** Given problem **
Reproduce each line bearing the word "this".

** Information shown **
***

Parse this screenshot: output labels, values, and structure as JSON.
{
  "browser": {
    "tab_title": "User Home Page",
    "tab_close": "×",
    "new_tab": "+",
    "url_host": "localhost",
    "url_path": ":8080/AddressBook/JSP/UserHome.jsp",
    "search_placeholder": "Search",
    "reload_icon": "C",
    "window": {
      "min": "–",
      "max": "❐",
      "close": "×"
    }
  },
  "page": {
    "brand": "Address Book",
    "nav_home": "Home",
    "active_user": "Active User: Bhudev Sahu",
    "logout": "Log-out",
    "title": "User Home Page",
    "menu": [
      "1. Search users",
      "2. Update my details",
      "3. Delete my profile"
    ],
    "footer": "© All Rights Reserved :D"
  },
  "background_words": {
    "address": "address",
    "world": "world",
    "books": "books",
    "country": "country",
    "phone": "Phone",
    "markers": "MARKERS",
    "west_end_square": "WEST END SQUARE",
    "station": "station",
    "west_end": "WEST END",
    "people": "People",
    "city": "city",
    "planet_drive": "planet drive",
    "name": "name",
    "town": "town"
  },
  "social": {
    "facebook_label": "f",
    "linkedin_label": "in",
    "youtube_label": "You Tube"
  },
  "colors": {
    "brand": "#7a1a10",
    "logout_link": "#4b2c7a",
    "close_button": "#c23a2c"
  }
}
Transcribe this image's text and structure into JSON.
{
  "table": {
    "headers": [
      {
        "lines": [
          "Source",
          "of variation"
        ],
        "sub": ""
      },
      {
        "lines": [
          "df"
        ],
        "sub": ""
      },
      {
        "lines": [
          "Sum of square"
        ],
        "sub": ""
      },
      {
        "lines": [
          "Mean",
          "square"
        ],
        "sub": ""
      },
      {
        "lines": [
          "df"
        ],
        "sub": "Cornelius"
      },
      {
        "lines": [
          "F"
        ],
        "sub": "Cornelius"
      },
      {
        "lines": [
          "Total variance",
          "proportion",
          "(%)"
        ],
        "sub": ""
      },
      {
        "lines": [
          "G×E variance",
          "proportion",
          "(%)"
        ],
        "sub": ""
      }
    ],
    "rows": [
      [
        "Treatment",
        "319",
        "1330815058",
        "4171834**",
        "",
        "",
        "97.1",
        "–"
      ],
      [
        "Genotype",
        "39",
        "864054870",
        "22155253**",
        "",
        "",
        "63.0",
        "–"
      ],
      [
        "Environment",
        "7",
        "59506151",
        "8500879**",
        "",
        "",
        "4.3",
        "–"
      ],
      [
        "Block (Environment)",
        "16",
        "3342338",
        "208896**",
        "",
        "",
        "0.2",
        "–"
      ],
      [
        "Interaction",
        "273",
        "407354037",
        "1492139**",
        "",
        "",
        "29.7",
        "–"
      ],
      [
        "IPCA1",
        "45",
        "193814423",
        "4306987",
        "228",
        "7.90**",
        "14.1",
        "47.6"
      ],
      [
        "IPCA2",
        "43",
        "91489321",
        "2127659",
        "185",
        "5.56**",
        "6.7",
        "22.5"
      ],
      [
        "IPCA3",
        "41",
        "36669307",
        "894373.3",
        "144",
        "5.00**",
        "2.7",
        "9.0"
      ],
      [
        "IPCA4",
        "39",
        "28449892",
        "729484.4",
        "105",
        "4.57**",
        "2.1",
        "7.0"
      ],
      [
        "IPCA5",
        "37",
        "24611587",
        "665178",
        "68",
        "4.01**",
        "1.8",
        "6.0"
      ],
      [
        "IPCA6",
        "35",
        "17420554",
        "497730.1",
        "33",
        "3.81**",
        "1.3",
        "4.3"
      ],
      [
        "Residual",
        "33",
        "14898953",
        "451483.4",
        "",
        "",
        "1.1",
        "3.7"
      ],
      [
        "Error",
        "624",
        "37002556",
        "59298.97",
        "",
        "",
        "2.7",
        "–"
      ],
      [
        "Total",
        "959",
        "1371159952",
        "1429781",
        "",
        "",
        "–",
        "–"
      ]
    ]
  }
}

***

** Full answer **
Parse this screenshot: output labels, values, and structure as JSON.
Transcribe this image's text and structure into JSON.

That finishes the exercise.